GOAL: Check each line for the word "During" and give how many have it. Say nothing else.

□ □ □ □

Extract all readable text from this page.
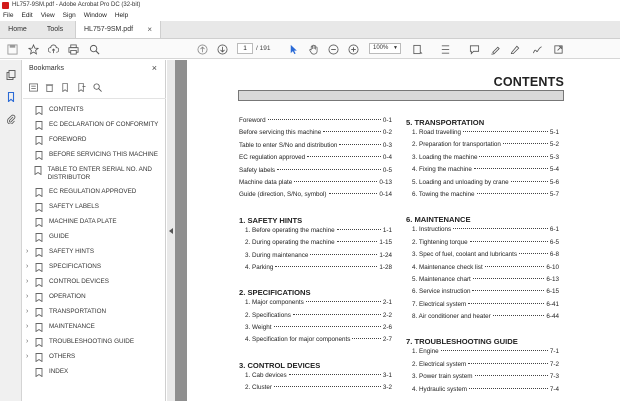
HL757-9SM.pdf - Adobe Acrobat Pro DC (32-bit)
File Edit View Sign Window Help
Home	Tools	HL757-9SM.pdf ×
1	/ 191	100% ▼
Bookmarks	×
CONTENTS
EC DECLARATION OF CONFORMITY
FOREWORD
BEFORE SERVICING THIS MACHINE
TABLE TO ENTER SERIAL NO. AND DISTRIBUTOR
EC REGULATION APPROVED
SAFETY LABELS
MACHINE DATA PLATE
GUIDE
›	SAFETY HINTS
›	SPECIFICATIONS
›	CONTROL DEVICES
›	OPERATION
›	TRANSPORTATION
›	MAINTENANCE
›	TROUBLESHOOTING GUIDE
›	OTHERS
INDEX
CONTENTS
Foreword	0-1
Before servicing this machine	0-2
Table to enter S/No and distribution	0-3
EC regulation approved	0-4
Safety labels	0-5
Machine data plate	0-13
Guide (direction, S/No, symbol)	0-14
1. SAFETY HINTS
1. Before operating the machine	1-1
2. During operating the machine	1-15
3. During maintenance	1-24
4. Parking	1-28
2. SPECIFICATIONS
1. Major components	2-1
2. Specifications	2-2
3. Weight	2-6
4. Specification for major components	2-7
3. CONTROL DEVICES
1. Cab devices	3-1
2. Cluster	3-2
5. TRANSPORTATION
1. Road travelling	5-1
2. Preparation for transportation	5-2
3. Loading the machine	5-3
4. Fixing the machine	5-4
5. Loading and unloading by crane	5-6
6. Towing the machine	5-7
6. MAINTENANCE
1. Instructions	6-1
2. Tightening torque	6-5
3. Spec of fuel, coolant and lubricants	6-8
4. Maintenance check list	6-10
5. Maintenance chart	6-13
6. Service instruction	6-15
7. Electrical system	6-41
8. Air conditioner and heater	6-44
7. TROUBLESHOOTING GUIDE
1. Engine	7-1
2. Electrical system	7-2
3. Power train system	7-3
4. Hydraulic system	7-4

□ □ □ □

CORRECT RESPONSE: 2